## Begin

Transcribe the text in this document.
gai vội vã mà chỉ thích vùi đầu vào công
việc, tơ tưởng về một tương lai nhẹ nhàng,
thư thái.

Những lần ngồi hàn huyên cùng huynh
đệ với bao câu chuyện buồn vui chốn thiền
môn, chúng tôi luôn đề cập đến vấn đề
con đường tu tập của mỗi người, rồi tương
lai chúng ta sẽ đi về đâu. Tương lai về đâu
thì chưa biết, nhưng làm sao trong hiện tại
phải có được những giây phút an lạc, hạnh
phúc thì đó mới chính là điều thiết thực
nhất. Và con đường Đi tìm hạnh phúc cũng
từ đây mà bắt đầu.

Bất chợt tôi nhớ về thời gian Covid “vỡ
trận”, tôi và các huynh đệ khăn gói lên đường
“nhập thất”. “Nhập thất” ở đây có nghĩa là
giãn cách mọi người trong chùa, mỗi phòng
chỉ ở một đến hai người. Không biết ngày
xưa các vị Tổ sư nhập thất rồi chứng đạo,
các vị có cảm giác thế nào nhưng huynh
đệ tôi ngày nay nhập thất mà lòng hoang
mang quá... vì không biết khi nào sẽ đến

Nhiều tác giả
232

## End
## Begin

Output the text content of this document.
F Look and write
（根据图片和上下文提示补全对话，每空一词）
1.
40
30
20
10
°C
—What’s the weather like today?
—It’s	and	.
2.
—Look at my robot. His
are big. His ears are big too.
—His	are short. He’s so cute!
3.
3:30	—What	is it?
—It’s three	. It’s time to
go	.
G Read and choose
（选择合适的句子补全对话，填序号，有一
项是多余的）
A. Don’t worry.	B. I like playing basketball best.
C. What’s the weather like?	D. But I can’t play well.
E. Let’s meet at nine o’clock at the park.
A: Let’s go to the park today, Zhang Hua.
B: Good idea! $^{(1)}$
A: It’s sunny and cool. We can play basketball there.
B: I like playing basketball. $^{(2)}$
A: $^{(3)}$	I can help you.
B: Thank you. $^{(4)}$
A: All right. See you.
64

## End
## Begin

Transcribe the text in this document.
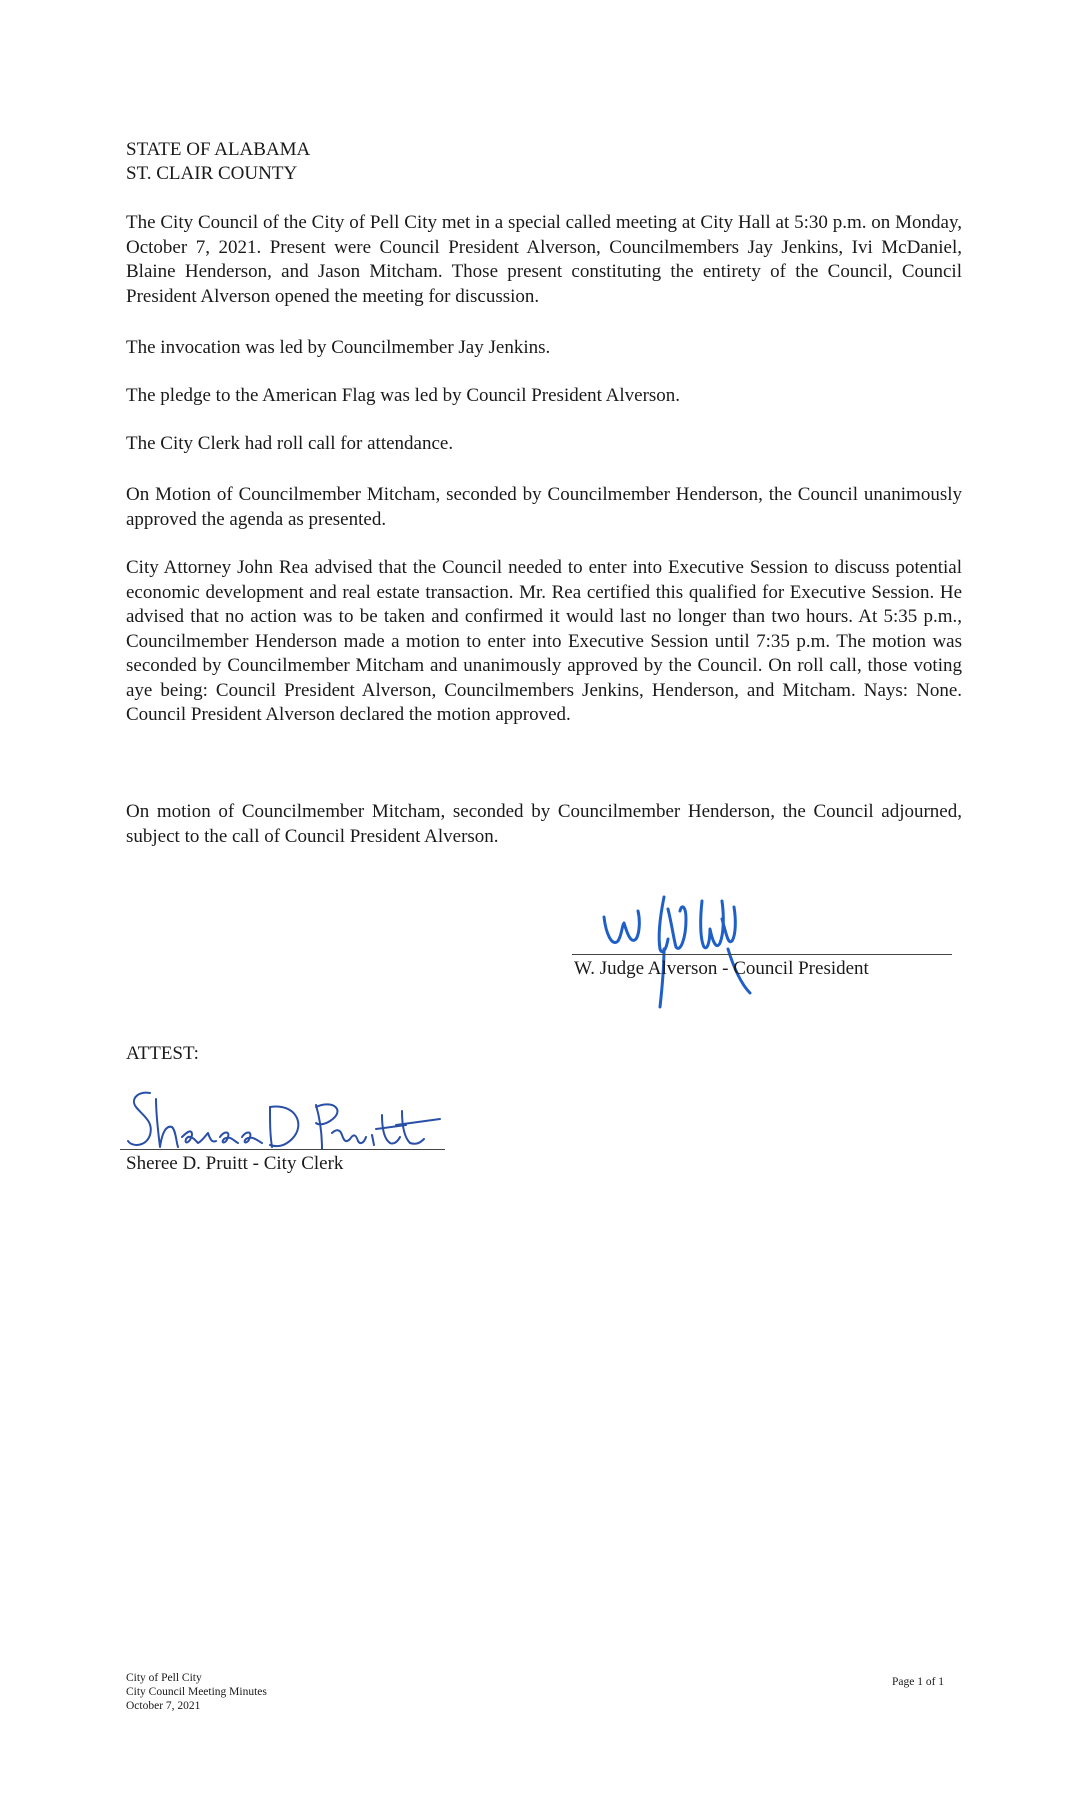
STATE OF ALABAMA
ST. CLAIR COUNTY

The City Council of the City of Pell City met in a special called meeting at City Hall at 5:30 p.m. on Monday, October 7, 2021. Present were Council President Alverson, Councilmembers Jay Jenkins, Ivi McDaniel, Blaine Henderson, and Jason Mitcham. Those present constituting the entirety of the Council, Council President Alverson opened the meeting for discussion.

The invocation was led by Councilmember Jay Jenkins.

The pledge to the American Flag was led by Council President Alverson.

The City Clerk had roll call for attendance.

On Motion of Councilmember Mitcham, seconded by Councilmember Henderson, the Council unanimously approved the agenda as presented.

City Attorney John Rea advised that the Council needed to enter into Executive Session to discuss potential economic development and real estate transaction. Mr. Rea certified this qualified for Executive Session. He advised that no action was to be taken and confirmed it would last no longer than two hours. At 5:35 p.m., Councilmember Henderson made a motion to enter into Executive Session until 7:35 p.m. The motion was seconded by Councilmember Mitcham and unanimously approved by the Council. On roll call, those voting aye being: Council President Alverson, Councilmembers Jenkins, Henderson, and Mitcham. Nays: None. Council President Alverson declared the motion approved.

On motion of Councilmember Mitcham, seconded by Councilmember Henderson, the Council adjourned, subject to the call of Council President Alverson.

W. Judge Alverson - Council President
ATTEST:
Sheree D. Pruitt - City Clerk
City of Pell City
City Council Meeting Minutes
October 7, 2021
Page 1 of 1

## End

Only the number should be given: how many lines of the data contain the word "Jenkins"?

#### Written answer:
3